▶ **Directions for this task**
Write out all of the data without omission, exactly as shown.

————————

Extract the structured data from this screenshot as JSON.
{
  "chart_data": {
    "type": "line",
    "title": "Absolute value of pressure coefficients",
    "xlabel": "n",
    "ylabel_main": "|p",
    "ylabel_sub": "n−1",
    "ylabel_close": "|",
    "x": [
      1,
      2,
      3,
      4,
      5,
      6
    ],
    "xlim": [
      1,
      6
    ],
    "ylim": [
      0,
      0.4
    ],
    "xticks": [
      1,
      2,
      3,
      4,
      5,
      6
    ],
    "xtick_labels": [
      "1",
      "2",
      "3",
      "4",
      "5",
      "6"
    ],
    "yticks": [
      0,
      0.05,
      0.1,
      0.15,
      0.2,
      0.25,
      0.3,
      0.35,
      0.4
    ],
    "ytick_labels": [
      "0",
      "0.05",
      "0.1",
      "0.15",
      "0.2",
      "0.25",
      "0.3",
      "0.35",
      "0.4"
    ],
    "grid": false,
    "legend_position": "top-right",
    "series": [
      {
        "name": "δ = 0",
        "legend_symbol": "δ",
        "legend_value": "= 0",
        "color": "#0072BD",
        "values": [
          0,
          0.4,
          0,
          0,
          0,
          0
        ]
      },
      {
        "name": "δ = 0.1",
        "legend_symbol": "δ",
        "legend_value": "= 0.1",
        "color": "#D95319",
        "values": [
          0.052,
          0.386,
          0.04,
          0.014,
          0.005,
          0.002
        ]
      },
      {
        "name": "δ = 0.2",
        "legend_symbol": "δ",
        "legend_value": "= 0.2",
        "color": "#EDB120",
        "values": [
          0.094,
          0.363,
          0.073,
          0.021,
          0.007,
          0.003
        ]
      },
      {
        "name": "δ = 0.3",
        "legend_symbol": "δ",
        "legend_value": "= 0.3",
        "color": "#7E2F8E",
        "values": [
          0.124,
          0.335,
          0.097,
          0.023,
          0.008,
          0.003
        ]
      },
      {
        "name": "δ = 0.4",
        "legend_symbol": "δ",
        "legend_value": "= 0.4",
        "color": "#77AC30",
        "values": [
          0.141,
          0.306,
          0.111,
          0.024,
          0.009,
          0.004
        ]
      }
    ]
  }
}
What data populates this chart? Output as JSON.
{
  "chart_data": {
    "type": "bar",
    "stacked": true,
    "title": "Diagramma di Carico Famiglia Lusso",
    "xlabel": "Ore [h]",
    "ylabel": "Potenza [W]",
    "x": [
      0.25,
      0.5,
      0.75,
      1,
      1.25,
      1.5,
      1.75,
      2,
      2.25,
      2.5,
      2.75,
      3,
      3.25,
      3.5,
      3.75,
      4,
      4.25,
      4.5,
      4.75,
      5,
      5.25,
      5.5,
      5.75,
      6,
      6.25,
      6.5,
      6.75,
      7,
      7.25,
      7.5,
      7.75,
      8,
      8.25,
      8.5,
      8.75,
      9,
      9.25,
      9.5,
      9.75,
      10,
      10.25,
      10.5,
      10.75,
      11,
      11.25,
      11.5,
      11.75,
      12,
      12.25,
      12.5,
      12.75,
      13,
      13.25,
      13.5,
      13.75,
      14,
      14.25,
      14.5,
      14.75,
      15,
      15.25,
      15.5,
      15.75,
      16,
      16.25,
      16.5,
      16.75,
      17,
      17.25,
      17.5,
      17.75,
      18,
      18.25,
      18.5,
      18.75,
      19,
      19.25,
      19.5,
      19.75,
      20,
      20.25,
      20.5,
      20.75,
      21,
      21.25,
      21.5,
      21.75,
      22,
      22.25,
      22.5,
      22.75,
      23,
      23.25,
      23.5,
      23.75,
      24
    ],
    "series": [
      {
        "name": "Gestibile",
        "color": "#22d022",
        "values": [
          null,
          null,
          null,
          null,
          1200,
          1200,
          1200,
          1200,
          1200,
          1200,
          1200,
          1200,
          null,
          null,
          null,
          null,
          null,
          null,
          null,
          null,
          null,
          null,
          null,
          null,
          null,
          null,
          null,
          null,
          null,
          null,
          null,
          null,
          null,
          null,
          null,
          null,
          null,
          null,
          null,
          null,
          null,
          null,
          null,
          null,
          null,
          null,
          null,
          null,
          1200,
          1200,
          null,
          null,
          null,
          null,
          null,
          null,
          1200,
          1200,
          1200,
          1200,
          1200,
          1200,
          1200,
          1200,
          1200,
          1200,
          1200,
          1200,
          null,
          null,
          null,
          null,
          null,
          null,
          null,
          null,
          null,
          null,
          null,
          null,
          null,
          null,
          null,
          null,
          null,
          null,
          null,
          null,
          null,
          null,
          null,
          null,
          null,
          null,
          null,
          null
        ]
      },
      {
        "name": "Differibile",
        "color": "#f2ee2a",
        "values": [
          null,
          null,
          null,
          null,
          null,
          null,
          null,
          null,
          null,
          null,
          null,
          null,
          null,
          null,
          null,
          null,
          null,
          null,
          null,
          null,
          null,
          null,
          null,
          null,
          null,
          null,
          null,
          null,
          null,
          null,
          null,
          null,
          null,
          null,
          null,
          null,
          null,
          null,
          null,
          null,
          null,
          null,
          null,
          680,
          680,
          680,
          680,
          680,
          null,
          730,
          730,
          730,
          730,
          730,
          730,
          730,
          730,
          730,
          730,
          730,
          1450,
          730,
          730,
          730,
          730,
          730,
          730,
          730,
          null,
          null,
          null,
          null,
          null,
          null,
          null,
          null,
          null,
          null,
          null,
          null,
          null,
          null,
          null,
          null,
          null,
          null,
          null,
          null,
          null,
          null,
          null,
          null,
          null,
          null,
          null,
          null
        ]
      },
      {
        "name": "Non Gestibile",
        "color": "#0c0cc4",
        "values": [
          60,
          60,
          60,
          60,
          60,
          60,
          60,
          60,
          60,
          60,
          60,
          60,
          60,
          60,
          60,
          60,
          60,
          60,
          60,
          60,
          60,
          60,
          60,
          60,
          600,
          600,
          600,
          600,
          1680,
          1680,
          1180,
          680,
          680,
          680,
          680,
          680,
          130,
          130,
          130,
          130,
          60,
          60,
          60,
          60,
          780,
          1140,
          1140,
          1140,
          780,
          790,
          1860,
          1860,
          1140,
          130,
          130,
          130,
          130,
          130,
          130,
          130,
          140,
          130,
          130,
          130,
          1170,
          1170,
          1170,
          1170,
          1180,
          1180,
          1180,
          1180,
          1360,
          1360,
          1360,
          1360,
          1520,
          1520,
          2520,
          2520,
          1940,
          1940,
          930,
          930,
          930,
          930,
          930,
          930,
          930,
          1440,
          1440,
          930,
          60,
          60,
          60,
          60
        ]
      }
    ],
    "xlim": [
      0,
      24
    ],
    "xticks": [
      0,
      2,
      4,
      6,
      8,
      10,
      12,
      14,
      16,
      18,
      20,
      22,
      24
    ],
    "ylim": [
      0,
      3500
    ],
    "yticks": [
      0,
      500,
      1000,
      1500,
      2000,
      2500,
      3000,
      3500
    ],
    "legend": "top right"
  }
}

————————

▶ **Solution**
Extract the structured data from this screenshot as JSON.
{
  "chart_data": {
    "type": "line",
    "title": "Absolute value of pressure coefficients",
    "xlabel": "n",
    "ylabel_main": "|p",
    "ylabel_sub": "n−1",
    "ylabel_close": "|",
    "x": [
      1,
      2,
      3,
      4,
      5,
      6
    ],
    "xlim": [
      1,
      6
    ],
    "ylim": [
      0,
      0.4
    ],
    "xticks": [
      1,
      2,
      3,
      4,
      5,
      6
    ],
    "xtick_labels": [
      "1",
      "2",
      "3",
      "4",
      "5",
      "6"
    ],
    "yticks": [
      0,
      0.05,
      0.1,
      0.15,
      0.2,
      0.25,
      0.3,
      0.35,
      0.4
    ],
    "ytick_labels": [
      "0",
      "0.05",
      "0.1",
      "0.15",
      "0.2",
      "0.25",
      "0.3",
      "0.35",
      "0.4"
    ],
    "grid": false,
    "legend_position": "top-right",
    "series": [
      {
        "name": "δ = 0",
        "legend_symbol": "δ",
        "legend_value": "= 0",
        "color": "#0072BD",
        "values": [
          0,
          0.4,
          0,
          0,
          0,
          0
        ]
      },
      {
        "name": "δ = 0.1",
        "legend_symbol": "δ",
        "legend_value": "= 0.1",
        "color": "#D95319",
        "values": [
          0.052,
          0.386,
          0.04,
          0.014,
          0.005,
          0.002
        ]
      },
      {
        "name": "δ = 0.2",
        "legend_symbol": "δ",
        "legend_value": "= 0.2",
        "color": "#EDB120",
        "values": [
          0.094,
          0.363,
          0.073,
          0.021,
          0.007,
          0.003
        ]
      },
      {
        "name": "δ = 0.3",
        "legend_symbol": "δ",
        "legend_value": "= 0.3",
        "color": "#7E2F8E",
        "values": [
          0.124,
          0.335,
          0.097,
          0.023,
          0.008,
          0.003
        ]
      },
      {
        "name": "δ = 0.4",
        "legend_symbol": "δ",
        "legend_value": "= 0.4",
        "color": "#77AC30",
        "values": [
          0.141,
          0.306,
          0.111,
          0.024,
          0.009,
          0.004
        ]
      }
    ]
  }
}
What data populates this chart? Output as JSON.
{
  "chart_data": {
    "type": "bar",
    "stacked": true,
    "title": "Diagramma di Carico Famiglia Lusso",
    "xlabel": "Ore [h]",
    "ylabel": "Potenza [W]",
    "x": [
      0.25,
      0.5,
      0.75,
      1,
      1.25,
      1.5,
      1.75,
      2,
      2.25,
      2.5,
      2.75,
      3,
      3.25,
      3.5,
      3.75,
      4,
      4.25,
      4.5,
      4.75,
      5,
      5.25,
      5.5,
      5.75,
      6,
      6.25,
      6.5,
      6.75,
      7,
      7.25,
      7.5,
      7.75,
      8,
      8.25,
      8.5,
      8.75,
      9,
      9.25,
      9.5,
      9.75,
      10,
      10.25,
      10.5,
      10.75,
      11,
      11.25,
      11.5,
      11.75,
      12,
      12.25,
      12.5,
      12.75,
      13,
      13.25,
      13.5,
      13.75,
      14,
      14.25,
      14.5,
      14.75,
      15,
      15.25,
      15.5,
      15.75,
      16,
      16.25,
      16.5,
      16.75,
      17,
      17.25,
      17.5,
      17.75,
      18,
      18.25,
      18.5,
      18.75,
      19,
      19.25,
      19.5,
      19.75,
      20,
      20.25,
      20.5,
      20.75,
      21,
      21.25,
      21.5,
      21.75,
      22,
      22.25,
      22.5,
      22.75,
      23,
      23.25,
      23.5,
      23.75,
      24
    ],
    "series": [
      {
        "name": "Gestibile",
        "color": "#22d022",
        "values": [
          null,
          null,
          null,
          null,
          1200,
          1200,
          1200,
          1200,
          1200,
          1200,
          1200,
          1200,
          null,
          null,
          null,
          null,
          null,
          null,
          null,
          null,
          null,
          null,
          null,
          null,
          null,
          null,
          null,
          null,
          null,
          null,
          null,
          null,
          null,
          null,
          null,
          null,
          null,
          null,
          null,
          null,
          null,
          null,
          null,
          null,
          null,
          null,
          null,
          null,
          1200,
          1200,
          null,
          null,
          null,
          null,
          null,
          null,
          1200,
          1200,
          1200,
          1200,
          1200,
          1200,
          1200,
          1200,
          1200,
          1200,
          1200,
          1200,
          null,
          null,
          null,
          null,
          null,
          null,
          null,
          null,
          null,
          null,
          null,
          null,
          null,
          null,
          null,
          null,
          null,
          null,
          null,
          null,
          null,
          null,
          null,
          null,
          null,
          null,
          null,
          null
        ]
      },
      {
        "name": "Differibile",
        "color": "#f2ee2a",
        "values": [
          null,
          null,
          null,
          null,
          null,
          null,
          null,
          null,
          null,
          null,
          null,
          null,
          null,
          null,
          null,
          null,
          null,
          null,
          null,
          null,
          null,
          null,
          null,
          null,
          null,
          null,
          null,
          null,
          null,
          null,
          null,
          null,
          null,
          null,
          null,
          null,
          null,
          null,
          null,
          null,
          null,
          null,
          null,
          680,
          680,
          680,
          680,
          680,
          null,
          730,
          730,
          730,
          730,
          730,
          730,
          730,
          730,
          730,
          730,
          730,
          1450,
          730,
          730,
          730,
          730,
          730,
          730,
          730,
          null,
          null,
          null,
          null,
          null,
          null,
          null,
          null,
          null,
          null,
          null,
          null,
          null,
          null,
          null,
          null,
          null,
          null,
          null,
          null,
          null,
          null,
          null,
          null,
          null,
          null,
          null,
          null
        ]
      },
      {
        "name": "Non Gestibile",
        "color": "#0c0cc4",
        "values": [
          60,
          60,
          60,
          60,
          60,
          60,
          60,
          60,
          60,
          60,
          60,
          60,
          60,
          60,
          60,
          60,
          60,
          60,
          60,
          60,
          60,
          60,
          60,
          60,
          600,
          600,
          600,
          600,
          1680,
          1680,
          1180,
          680,
          680,
          680,
          680,
          680,
          130,
          130,
          130,
          130,
          60,
          60,
          60,
          60,
          780,
          1140,
          1140,
          1140,
          780,
          790,
          1860,
          1860,
          1140,
          130,
          130,
          130,
          130,
          130,
          130,
          130,
          140,
          130,
          130,
          130,
          1170,
          1170,
          1170,
          1170,
          1180,
          1180,
          1180,
          1180,
          1360,
          1360,
          1360,
          1360,
          1520,
          1520,
          2520,
          2520,
          1940,
          1940,
          930,
          930,
          930,
          930,
          930,
          930,
          930,
          1440,
          1440,
          930,
          60,
          60,
          60,
          60
        ]
      }
    ],
    "xlim": [
      0,
      24
    ],
    "xticks": [
      0,
      2,
      4,
      6,
      8,
      10,
      12,
      14,
      16,
      18,
      20,
      22,
      24
    ],
    "ylim": [
      0,
      3500
    ],
    "yticks": [
      0,
      500,
      1000,
      1500,
      2000,
      2500,
      3000,
      3500
    ],
    "legend": "top right"
  }
}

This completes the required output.